Князь растерянно обернулся к своему волхву, стоящему позади кресла, уверенный, что встретит гневливый взор, однако седобородый старик лишь усмехнулся.

— Будь по-твоему, воин, — сказал он мягким, словно соболиный мех, голосом. — Дам тебе испытать себя. Кто-то еще хочет пойти служить в капище?

Вызвались несколько человек. И старый волхв повел их на холм Перуна, где стояли грозные идолы и лежали священные камни, меченные стрелами громоносного бога.

Свершили возлияния в честь бога, а потом почтили его обильным ужином. Вскоре после сытной еды глаза воинов начали слипаться и они крепко уснули. Едва-едва продрали глаза и никак не хотели поверить, что спали целые сутки.

— А теперь поведайте мне, дети мои, что видели вы во сне?

Рудый начал первый. Он аж захлебывался от нетерпения поведать свой сон!

— Видел я того лютича, который пер на меня с саженным двуручным мечом. Но я извернулся — и всадил свой клинок прямо в печень врагу! Тогда я подумал: не иначе, боги за меня. Тогда-то и решил сделаться их служителем.

Старый волхв обратился к другим воинам. И что же? Всем им привиделись картины сражений! Молчал только Сумерек — княжеский стремянной.

— А ты что скажешь, сыне? — вопросил его волхв.

— Чудилось мне, будто лежу я здесь на траве — и в то же время иду вон-он там, по лесу. И вижу этот священный холм, и островерхие фигуры идолов наших, и спящих товарищей моих, и даже себя самого. А над ними сбираются тучи. Смотрю я, смотрю — не туча это, а голова огромного существа! И рек он: «У каждого свой путь. Узрит лишь тот, кому зреть дано!»

----

◆ Задания ◆
**1.** Как перевести на английский язык предложение из отрывка о волхве: «И старый волхв повел их на холм Перуна, где стояли грозные идолы и лежали священные камни, меченные стрелами громоносного бога.»?
**2.** Выведите из отрывка о волхве текст от слов «Вызвались несколько человек.» до слов «видели вы во сне?».
**3.** Продолжите отрывок о волхве и воинах, начав сразу после его последнего предложения.
Строки для работы не понадобятся.

◆ Исходные данные ◆
----

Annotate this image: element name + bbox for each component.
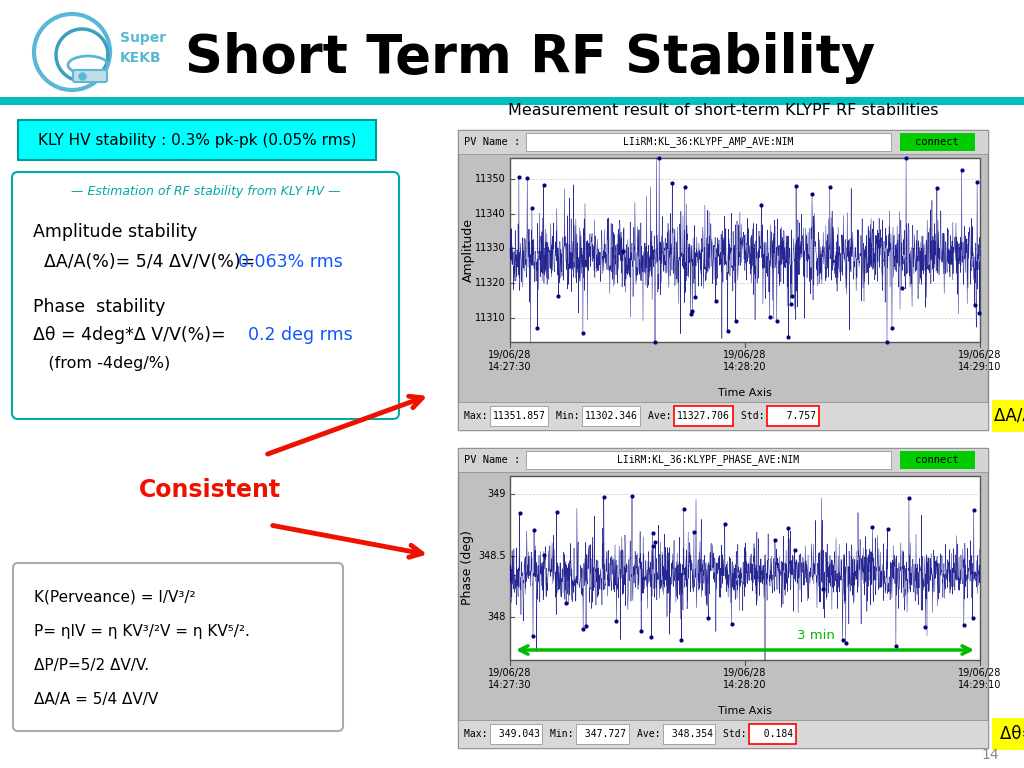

----

◆ Ответы ◆
**1.** And the old volkhv led them to Perun's hill, where fearsome idols stood and sacred stones lay, marked by the arrows of the thunder-bearing god.

**2.**
Вызвались несколько человек. И старый волхв повел их на холм Перуна, где стояли грозные идолы и лежали священные камни, меченные стрелами громоносного бога.

Свершили возлияния в честь бога, а потом почтили его обильным ужином. Вскоре после сытной еды глаза воинов начали слипаться и они крепко уснули. Едва-едва продрали глаза и никак не хотели поверить, что спали целые сутки.

— А теперь поведайте мне, дети мои, что видели вы во сне?

**3.**
— Узрит лишь тот, кому зреть дано! — задумчиво повторил волхв. — Воистину так! Узреть в святилище Перуна самого грозного бога может лишь тот, кому это дано как великий дар небес. А вы все — видели каждый стезю свою.

И он отправил Рудого и его приятелей с холма, приказав им воротиться в войско. Сумерек остался в святилище Перуна.

У древних славян капищами назывались места приношения жертв богам и божествам, отправления служб. «Капь» — означает изображение бога, идола, статую. Святилища под открытым небом нередко были круглыми, состоящими из двух концентрических валов, на которых разводились костры. Во внутреннем кругу ставились идолы, обычно деревянные; здесь горел жертвенник и здесь «жрали бесам», то есть приносили жертвы богам. Это именовалось капищем. Внешний круг предназначался для потребления жертвенной пищи и назывался требищем. Треба — это языческое приношение и само ритуальное съедение жертвенной пищи волхвами и всеми присутствующими на богослужении.

КОРОВЬЯ СМЕРТЬ

Черная лечейка

Ехал с мельницы мужик поздней вечерней порою. Плетется обочь дороги старуха и просит:

— Подвези, милок, до деревни.

— А ты кто, бабушка?

— Лечейка, родимый, коров лечу.

— Да где ж ты лечила?

— Была в деревне Истоминой, да вот беда — все коровы там переколели. Мужику бы погнать ее, а он глуповат был — посадил на воз и двинулся дальше. Приблизившись к околице, оборачивается к старухе:

— Тебя к которому дому доставить? — А на возу уже и нет никого, только вдали черная собака промелькнула.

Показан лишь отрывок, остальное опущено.